**** DATA LISTING ****

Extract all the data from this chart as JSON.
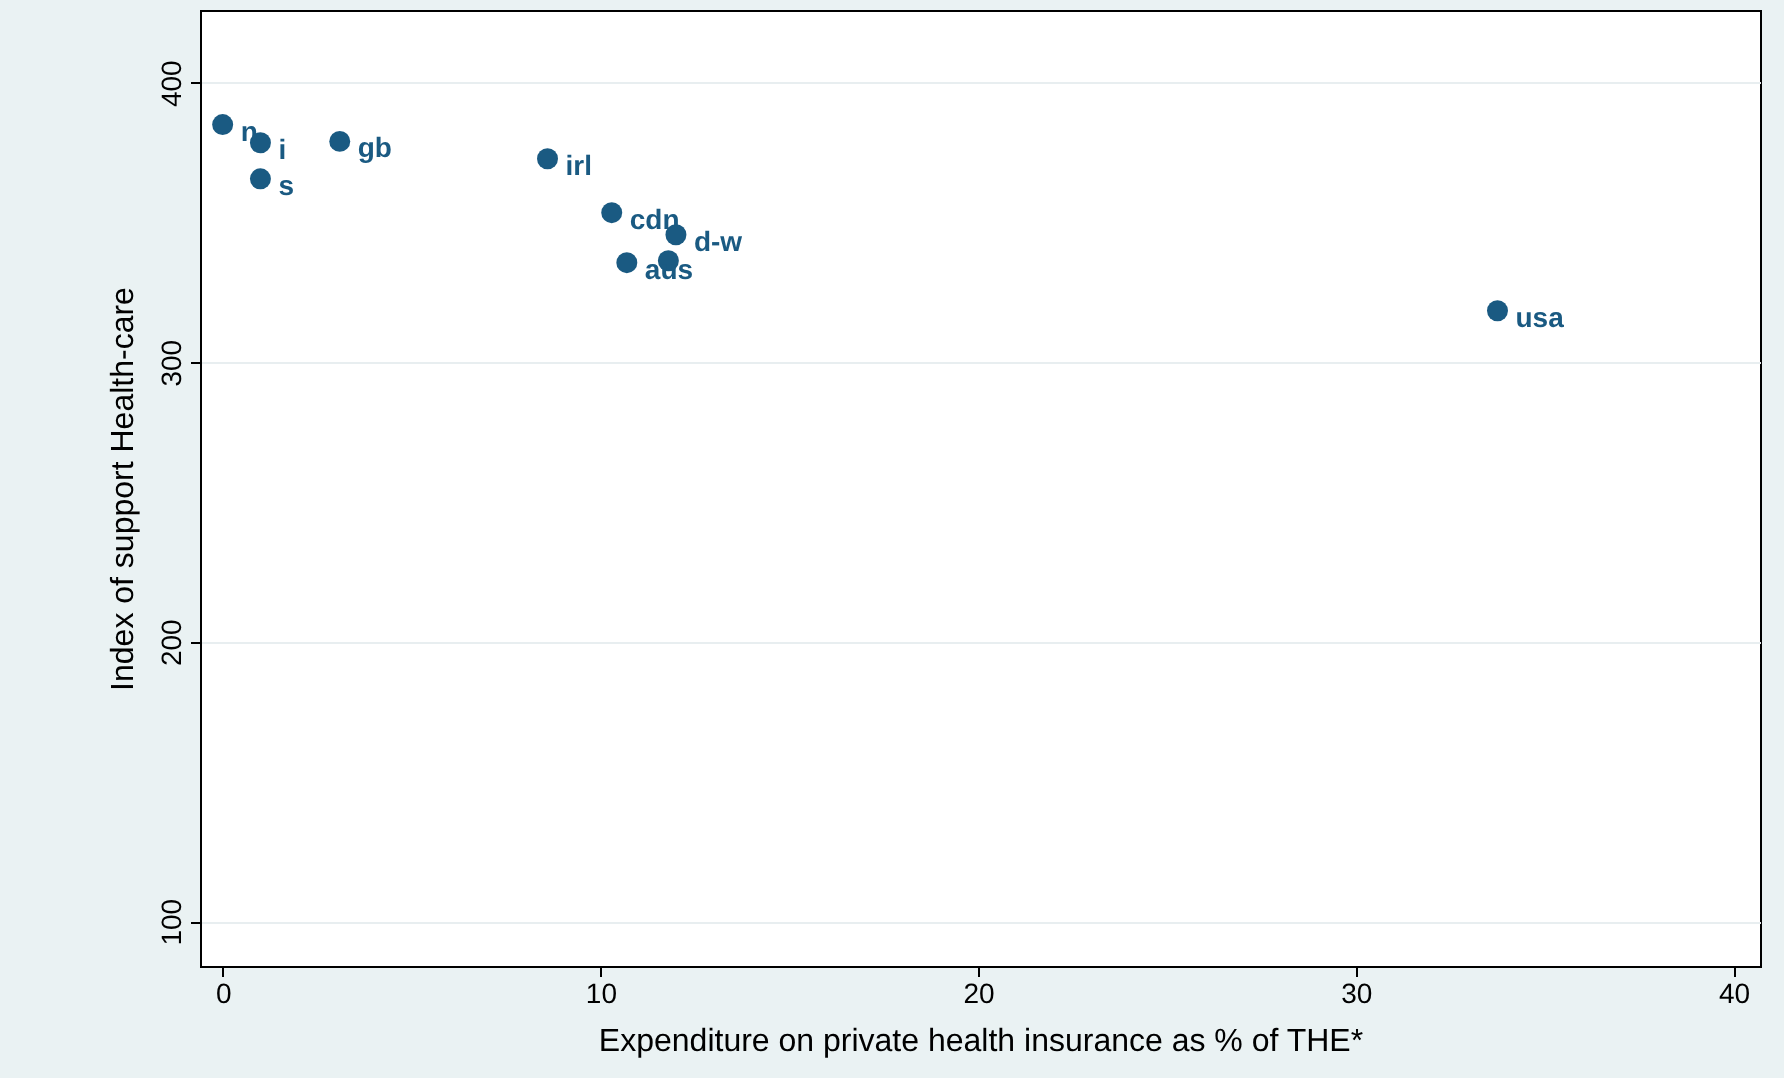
{
  "chart_data": {
    "type": "scatter",
    "xlabel": "Expenditure on private health insurance as % of THE*",
    "ylabel": "Index of support Health-care",
    "x": [
      0,
      1.0,
      1.0,
      3.1,
      8.6,
      10.3,
      12.0,
      10.7,
      11.8,
      33.75
    ],
    "series": [
      {
        "color": "#1a5a82",
        "values": [
          385,
          378.5,
          365.6,
          379,
          372.8,
          353.5,
          345.6,
          335.6,
          336.3,
          318.4
        ]
      }
    ],
    "annotations": [
      {
        "text": "n",
        "x": 0,
        "y": 385
      },
      {
        "text": "i",
        "x": 1.0,
        "y": 378.5
      },
      {
        "text": "s",
        "x": 1.0,
        "y": 365.6
      },
      {
        "text": "gb",
        "x": 3.1,
        "y": 379
      },
      {
        "text": "irl",
        "x": 8.6,
        "y": 372.8
      },
      {
        "text": "cdn",
        "x": 10.3,
        "y": 353.5
      },
      {
        "text": "d-w",
        "x": 12.0,
        "y": 345.6
      },
      {
        "text": "aus",
        "x": 10.7,
        "y": 335.6
      },
      {
        "text": "usa",
        "x": 33.75,
        "y": 318.4
      }
    ],
    "xlim": [
      -0.6,
      40.7
    ],
    "ylim": [
      84,
      426
    ],
    "xticks": [
      0,
      10,
      20,
      30,
      40
    ],
    "yticks": [
      100,
      200,
      300,
      400
    ],
    "grid": "y",
    "marker": "circle"
  }
}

****

DESCRIPTION OF THE TASK:
Output the entries above exactly. Drop the pictures.

RESULT FOR THIS EXERCISE:
Extract all the data from this chart as JSON.
{
  "chart_data": {
    "type": "scatter",
    "xlabel": "Expenditure on private health insurance as % of THE*",
    "ylabel": "Index of support Health-care",
    "x": [
      0,
      1.0,
      1.0,
      3.1,
      8.6,
      10.3,
      12.0,
      10.7,
      11.8,
      33.75
    ],
    "series": [
      {
        "color": "#1a5a82",
        "values": [
          385,
          378.5,
          365.6,
          379,
          372.8,
          353.5,
          345.6,
          335.6,
          336.3,
          318.4
        ]
      }
    ],
    "annotations": [
      {
        "text": "n",
        "x": 0,
        "y": 385
      },
      {
        "text": "i",
        "x": 1.0,
        "y": 378.5
      },
      {
        "text": "s",
        "x": 1.0,
        "y": 365.6
      },
      {
        "text": "gb",
        "x": 3.1,
        "y": 379
      },
      {
        "text": "irl",
        "x": 8.6,
        "y": 372.8
      },
      {
        "text": "cdn",
        "x": 10.3,
        "y": 353.5
      },
      {
        "text": "d-w",
        "x": 12.0,
        "y": 345.6
      },
      {
        "text": "aus",
        "x": 10.7,
        "y": 335.6
      },
      {
        "text": "usa",
        "x": 33.75,
        "y": 318.4
      }
    ],
    "xlim": [
      -0.6,
      40.7
    ],
    "ylim": [
      84,
      426
    ],
    "xticks": [
      0,
      10,
      20,
      30,
      40
    ],
    "yticks": [
      100,
      200,
      300,
      400
    ],
    "grid": "y",
    "marker": "circle"
  }
}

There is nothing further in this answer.